* Material provided:
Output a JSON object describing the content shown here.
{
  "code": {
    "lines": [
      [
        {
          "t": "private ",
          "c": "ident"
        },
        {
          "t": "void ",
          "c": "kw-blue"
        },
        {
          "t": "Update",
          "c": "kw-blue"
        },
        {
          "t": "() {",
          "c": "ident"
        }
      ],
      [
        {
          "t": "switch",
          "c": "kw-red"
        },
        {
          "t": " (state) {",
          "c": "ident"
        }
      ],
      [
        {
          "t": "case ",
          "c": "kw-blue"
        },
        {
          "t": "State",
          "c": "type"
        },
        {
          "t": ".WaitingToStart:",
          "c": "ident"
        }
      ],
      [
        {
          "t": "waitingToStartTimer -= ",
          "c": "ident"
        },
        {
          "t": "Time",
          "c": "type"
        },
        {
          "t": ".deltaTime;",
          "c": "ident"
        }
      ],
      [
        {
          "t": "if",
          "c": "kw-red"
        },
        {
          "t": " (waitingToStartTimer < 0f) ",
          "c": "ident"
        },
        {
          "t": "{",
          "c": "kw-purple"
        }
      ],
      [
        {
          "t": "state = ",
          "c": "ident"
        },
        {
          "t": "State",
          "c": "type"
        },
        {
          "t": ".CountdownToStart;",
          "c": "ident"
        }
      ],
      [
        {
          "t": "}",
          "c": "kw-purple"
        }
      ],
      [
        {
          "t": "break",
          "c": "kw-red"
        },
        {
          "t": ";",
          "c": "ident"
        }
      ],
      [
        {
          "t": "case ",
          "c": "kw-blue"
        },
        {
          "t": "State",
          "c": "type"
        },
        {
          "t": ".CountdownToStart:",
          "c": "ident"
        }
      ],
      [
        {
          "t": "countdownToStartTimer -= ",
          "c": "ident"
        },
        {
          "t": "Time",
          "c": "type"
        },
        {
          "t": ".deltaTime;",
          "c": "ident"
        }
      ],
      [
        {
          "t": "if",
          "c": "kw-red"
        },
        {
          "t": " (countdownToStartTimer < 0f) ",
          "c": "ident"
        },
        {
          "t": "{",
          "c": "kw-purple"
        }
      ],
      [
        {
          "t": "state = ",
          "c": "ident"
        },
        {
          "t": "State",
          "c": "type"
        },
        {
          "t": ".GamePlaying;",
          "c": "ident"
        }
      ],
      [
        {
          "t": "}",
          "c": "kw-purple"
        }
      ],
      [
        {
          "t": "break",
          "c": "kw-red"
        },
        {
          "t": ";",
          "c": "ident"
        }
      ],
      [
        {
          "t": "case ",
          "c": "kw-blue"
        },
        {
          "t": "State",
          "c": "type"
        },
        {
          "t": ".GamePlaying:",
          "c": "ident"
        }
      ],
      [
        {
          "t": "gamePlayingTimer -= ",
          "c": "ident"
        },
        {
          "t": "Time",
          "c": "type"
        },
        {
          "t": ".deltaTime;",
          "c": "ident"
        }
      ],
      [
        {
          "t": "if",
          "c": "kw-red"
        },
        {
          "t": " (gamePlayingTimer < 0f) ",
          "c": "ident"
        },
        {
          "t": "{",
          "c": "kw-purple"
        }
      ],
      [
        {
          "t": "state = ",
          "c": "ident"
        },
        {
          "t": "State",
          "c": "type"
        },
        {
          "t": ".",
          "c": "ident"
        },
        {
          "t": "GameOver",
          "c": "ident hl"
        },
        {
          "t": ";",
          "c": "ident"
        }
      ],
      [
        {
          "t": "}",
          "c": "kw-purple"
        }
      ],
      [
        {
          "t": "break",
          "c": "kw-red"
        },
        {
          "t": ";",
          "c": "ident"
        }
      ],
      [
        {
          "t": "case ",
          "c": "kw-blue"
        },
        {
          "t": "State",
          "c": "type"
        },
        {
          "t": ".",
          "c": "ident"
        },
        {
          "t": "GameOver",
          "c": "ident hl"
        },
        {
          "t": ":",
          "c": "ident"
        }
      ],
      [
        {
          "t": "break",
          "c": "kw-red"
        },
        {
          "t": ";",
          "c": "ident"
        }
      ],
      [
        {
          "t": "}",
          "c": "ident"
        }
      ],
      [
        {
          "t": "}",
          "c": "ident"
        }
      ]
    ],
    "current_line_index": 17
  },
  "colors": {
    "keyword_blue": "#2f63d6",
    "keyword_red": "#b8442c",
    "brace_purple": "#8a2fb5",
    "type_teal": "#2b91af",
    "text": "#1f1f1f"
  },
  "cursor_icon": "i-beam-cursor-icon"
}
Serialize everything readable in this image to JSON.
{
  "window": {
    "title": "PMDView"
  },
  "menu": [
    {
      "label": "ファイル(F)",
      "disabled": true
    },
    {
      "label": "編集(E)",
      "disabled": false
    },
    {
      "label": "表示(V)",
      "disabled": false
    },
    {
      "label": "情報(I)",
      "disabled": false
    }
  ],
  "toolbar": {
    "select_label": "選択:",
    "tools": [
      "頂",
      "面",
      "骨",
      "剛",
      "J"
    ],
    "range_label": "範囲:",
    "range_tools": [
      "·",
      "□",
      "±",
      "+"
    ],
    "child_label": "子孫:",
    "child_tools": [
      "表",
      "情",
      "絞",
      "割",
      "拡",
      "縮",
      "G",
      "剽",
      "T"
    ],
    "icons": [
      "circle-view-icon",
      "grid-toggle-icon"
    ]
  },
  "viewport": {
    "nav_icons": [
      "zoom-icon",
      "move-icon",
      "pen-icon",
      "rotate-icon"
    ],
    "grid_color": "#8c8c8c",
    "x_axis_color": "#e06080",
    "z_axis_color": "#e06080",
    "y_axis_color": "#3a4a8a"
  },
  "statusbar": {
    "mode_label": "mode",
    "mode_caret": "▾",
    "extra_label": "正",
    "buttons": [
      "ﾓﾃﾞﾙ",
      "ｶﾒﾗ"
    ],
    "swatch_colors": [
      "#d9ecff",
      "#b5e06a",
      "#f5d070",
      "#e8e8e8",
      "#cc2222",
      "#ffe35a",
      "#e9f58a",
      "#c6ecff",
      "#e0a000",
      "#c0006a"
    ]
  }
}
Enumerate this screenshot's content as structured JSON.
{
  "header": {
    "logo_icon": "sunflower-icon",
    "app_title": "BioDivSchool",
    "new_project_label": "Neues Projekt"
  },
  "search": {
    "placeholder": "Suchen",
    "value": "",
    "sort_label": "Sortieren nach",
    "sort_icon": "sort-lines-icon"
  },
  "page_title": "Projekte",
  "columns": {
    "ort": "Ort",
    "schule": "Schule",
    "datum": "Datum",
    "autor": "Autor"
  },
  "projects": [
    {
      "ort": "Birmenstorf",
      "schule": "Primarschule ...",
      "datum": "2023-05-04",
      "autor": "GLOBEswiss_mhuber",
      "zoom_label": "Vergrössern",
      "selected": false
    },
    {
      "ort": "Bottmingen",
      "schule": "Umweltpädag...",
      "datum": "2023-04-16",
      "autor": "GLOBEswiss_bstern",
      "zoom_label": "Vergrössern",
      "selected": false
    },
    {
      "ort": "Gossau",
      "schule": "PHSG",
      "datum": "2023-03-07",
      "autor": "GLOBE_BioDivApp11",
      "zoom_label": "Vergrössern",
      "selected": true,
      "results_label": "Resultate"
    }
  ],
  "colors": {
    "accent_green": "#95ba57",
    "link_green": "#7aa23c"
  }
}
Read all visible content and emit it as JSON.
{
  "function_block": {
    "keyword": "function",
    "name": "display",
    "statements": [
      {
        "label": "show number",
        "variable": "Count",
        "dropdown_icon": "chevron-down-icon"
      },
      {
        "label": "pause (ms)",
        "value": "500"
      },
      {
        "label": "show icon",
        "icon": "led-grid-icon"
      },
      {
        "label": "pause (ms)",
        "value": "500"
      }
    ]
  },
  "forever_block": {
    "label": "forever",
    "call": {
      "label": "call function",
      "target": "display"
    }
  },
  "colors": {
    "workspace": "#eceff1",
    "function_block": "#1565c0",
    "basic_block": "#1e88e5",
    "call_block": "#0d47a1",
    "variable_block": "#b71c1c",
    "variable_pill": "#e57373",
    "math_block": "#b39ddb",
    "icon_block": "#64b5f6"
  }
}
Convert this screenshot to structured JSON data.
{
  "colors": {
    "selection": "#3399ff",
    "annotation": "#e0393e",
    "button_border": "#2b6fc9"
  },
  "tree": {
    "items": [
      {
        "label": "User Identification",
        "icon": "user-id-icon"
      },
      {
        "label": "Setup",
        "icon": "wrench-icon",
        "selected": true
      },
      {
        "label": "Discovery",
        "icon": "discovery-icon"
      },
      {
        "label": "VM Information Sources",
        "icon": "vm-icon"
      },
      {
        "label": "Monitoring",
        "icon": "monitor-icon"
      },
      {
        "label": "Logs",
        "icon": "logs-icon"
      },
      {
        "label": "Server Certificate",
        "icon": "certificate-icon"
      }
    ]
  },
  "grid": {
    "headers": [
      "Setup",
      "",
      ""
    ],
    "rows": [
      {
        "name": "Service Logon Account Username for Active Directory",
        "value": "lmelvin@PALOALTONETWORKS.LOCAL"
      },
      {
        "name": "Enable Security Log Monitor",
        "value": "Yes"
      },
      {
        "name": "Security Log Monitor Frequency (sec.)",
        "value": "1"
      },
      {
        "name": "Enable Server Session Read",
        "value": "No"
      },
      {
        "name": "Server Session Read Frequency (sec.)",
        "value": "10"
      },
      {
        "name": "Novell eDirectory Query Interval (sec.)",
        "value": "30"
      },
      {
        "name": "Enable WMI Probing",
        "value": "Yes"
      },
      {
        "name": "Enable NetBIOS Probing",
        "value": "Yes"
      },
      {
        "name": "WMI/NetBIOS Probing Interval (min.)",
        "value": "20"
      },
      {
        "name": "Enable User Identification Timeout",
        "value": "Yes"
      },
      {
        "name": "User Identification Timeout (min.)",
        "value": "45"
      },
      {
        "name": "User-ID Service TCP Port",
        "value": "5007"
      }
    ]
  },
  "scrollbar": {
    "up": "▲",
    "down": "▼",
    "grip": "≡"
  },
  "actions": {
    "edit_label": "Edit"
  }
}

* What you have to do: Scan the entries above for the word "Security" and collect each line holding it.

* Response:
        "name": "Enable Security Log Monitor",
        "name": "Security Log Monitor Frequency (sec.)",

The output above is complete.